[Exercise aim]: Reproduce all of the data below word for word, line by line.

[Exercise inputs]:
---------------

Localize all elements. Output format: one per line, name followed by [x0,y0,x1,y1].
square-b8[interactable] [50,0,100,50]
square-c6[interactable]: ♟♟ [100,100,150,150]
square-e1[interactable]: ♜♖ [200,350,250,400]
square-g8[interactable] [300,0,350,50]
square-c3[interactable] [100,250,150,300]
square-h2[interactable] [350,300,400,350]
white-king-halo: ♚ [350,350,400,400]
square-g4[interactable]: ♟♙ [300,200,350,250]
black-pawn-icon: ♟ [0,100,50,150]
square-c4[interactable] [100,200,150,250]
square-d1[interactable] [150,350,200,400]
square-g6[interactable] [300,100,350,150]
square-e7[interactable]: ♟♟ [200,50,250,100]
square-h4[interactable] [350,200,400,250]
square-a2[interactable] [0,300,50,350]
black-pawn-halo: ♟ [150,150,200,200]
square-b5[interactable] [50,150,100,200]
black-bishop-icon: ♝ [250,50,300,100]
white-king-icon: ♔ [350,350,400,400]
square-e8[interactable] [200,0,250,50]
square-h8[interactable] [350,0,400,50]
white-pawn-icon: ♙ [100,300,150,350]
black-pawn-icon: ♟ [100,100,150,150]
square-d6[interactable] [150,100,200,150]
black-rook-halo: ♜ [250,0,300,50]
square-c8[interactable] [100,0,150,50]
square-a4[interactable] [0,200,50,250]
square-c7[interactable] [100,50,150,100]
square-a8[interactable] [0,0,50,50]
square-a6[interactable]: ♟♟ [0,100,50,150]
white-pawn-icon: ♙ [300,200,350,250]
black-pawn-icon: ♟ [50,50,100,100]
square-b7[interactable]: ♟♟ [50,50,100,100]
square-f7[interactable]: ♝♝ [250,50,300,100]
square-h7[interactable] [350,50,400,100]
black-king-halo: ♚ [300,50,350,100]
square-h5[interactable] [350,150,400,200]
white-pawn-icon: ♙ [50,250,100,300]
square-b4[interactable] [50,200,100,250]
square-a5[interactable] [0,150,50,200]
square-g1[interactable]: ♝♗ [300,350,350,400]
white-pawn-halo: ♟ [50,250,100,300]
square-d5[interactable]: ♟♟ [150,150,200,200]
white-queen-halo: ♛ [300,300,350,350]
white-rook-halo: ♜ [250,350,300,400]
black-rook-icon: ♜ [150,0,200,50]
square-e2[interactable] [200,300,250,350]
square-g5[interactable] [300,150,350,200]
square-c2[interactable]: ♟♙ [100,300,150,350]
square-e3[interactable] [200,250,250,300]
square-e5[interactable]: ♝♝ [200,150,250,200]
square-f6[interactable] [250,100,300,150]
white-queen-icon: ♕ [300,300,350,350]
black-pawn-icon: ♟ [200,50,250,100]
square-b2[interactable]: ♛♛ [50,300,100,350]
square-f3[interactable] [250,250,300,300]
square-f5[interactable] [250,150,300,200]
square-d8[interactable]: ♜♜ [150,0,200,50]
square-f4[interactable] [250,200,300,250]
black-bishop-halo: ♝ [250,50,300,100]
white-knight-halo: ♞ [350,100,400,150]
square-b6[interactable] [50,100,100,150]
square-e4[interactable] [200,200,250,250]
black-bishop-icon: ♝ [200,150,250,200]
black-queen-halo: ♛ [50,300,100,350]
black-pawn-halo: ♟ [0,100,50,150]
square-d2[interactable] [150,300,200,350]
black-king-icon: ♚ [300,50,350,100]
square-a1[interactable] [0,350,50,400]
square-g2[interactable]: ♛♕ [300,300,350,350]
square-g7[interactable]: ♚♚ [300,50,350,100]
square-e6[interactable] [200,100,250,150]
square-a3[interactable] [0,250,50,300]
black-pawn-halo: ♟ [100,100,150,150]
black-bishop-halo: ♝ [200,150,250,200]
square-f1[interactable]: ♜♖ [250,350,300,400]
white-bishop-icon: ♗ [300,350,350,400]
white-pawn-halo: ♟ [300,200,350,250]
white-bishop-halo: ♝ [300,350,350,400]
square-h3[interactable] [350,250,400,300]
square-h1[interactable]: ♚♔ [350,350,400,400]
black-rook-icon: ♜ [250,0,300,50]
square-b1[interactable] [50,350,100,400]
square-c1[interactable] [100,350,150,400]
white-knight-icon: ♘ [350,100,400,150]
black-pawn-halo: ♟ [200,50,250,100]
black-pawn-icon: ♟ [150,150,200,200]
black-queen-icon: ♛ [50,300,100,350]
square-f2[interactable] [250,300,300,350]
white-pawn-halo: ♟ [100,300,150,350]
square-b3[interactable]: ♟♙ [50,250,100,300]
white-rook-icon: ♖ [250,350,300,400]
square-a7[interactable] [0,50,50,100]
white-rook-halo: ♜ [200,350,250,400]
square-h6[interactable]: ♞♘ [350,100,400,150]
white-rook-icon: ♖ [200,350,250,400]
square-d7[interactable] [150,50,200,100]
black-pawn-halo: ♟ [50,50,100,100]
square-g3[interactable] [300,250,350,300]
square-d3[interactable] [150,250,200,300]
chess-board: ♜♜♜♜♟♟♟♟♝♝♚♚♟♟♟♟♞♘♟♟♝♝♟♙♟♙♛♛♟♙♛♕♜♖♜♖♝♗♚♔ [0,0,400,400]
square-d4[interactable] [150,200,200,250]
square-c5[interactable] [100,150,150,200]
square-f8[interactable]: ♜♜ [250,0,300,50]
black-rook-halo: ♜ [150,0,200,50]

---------------

[In response]:
Localize all elements. Output format: one per line, name followed by [x0,y0,x1,y1].
square-b8[interactable] [50,0,100,50]
square-c6[interactable]: ♟♟ [100,100,150,150]
square-e1[interactable]: ♜♖ [200,350,250,400]
square-g8[interactable] [300,0,350,50]
square-c3[interactable] [100,250,150,300]
square-h2[interactable] [350,300,400,350]
white-king-halo: ♚ [350,350,400,400]
square-g4[interactable]: ♟♙ [300,200,350,250]
black-pawn-icon: ♟ [0,100,50,150]
square-c4[interactable] [100,200,150,250]
square-d1[interactable] [150,350,200,400]
square-g6[interactable] [300,100,350,150]
square-e7[interactable]: ♟♟ [200,50,250,100]
square-h4[interactable] [350,200,400,250]
square-a2[interactable] [0,300,50,350]
black-pawn-halo: ♟ [150,150,200,200]
square-b5[interactable] [50,150,100,200]
black-bishop-icon: ♝ [250,50,300,100]
white-king-icon: ♔ [350,350,400,400]
square-e8[interactable] [200,0,250,50]
square-h8[interactable] [350,0,400,50]
white-pawn-icon: ♙ [100,300,150,350]
black-pawn-icon: ♟ [100,100,150,150]
square-d6[interactable] [150,100,200,150]
black-rook-halo: ♜ [250,0,300,50]
square-c8[interactable] [100,0,150,50]
square-a4[interactable] [0,200,50,250]
square-c7[interactable] [100,50,150,100]
square-a8[interactable] [0,0,50,50]
square-a6[interactable]: ♟♟ [0,100,50,150]
white-pawn-icon: ♙ [300,200,350,250]
black-pawn-icon: ♟ [50,50,100,100]
square-b7[interactable]: ♟♟ [50,50,100,100]
square-f7[interactable]: ♝♝ [250,50,300,100]
square-h7[interactable] [350,50,400,100]
black-king-halo: ♚ [300,50,350,100]
square-h5[interactable] [350,150,400,200]
white-pawn-icon: ♙ [50,250,100,300]
square-b4[interactable] [50,200,100,250]
square-a5[interactable] [0,150,50,200]
square-g1[interactable]: ♝♗ [300,350,350,400]
white-pawn-halo: ♟ [50,250,100,300]
square-d5[interactable]: ♟♟ [150,150,200,200]
white-queen-halo: ♛ [300,300,350,350]
white-rook-halo: ♜ [250,350,300,400]
black-rook-icon: ♜ [150,0,200,50]
square-e2[interactable] [200,300,250,350]
square-g5[interactable] [300,150,350,200]
square-c2[interactable]: ♟♙ [100,300,150,350]
square-e3[interactable] [200,250,250,300]
square-e5[interactable]: ♝♝ [200,150,250,200]
square-f6[interactable] [250,100,300,150]
white-queen-icon: ♕ [300,300,350,350]
black-pawn-icon: ♟ [200,50,250,100]
square-b2[interactable]: ♛♛ [50,300,100,350]
square-f3[interactable] [250,250,300,300]
square-f5[interactable] [250,150,300,200]
square-d8[interactable]: ♜♜ [150,0,200,50]
square-f4[interactable] [250,200,300,250]
black-bishop-halo: ♝ [250,50,300,100]
white-knight-halo: ♞ [350,100,400,150]
square-b6[interactable] [50,100,100,150]
square-e4[interactable] [200,200,250,250]
black-bishop-icon: ♝ [200,150,250,200]
black-queen-halo: ♛ [50,300,100,350]
black-pawn-halo: ♟ [0,100,50,150]
square-d2[interactable] [150,300,200,350]
black-king-icon: ♚ [300,50,350,100]
square-a1[interactable] [0,350,50,400]
square-g2[interactable]: ♛♕ [300,300,350,350]
square-g7[interactable]: ♚♚ [300,50,350,100]
square-e6[interactable] [200,100,250,150]
square-a3[interactable] [0,250,50,300]
black-pawn-halo: ♟ [100,100,150,150]
black-bishop-halo: ♝ [200,150,250,200]
square-f1[interactable]: ♜♖ [250,350,300,400]
white-bishop-icon: ♗ [300,350,350,400]
white-pawn-halo: ♟ [300,200,350,250]
white-bishop-halo: ♝ [300,350,350,400]
square-h3[interactable] [350,250,400,300]
square-h1[interactable]: ♚♔ [350,350,400,400]
black-rook-icon: ♜ [250,0,300,50]
square-b1[interactable] [50,350,100,400]
square-c1[interactable] [100,350,150,400]
white-knight-icon: ♘ [350,100,400,150]
black-pawn-halo: ♟ [200,50,250,100]
black-pawn-icon: ♟ [150,150,200,200]
black-queen-icon: ♛ [50,300,100,350]
square-f2[interactable] [250,300,300,350]
white-pawn-halo: ♟ [100,300,150,350]
square-b3[interactable]: ♟♙ [50,250,100,300]
white-rook-icon: ♖ [250,350,300,400]
square-a7[interactable] [0,50,50,100]
white-rook-halo: ♜ [200,350,250,400]
square-h6[interactable]: ♞♘ [350,100,400,150]
white-rook-icon: ♖ [200,350,250,400]
square-d7[interactable] [150,50,200,100]
black-pawn-halo: ♟ [50,50,100,100]
square-g3[interactable] [300,250,350,300]
square-d3[interactable] [150,250,200,300]
chess-board: ♜♜♜♜♟♟♟♟♝♝♚♚♟♟♟♟♞♘♟♟♝♝♟♙♟♙♛♛♟♙♛♕♜♖♜♖♝♗♚♔ [0,0,400,400]
square-d4[interactable] [150,200,200,250]
square-c5[interactable] [100,150,150,200]
square-f8[interactable]: ♜♜ [250,0,300,50]
black-rook-halo: ♜ [150,0,200,50]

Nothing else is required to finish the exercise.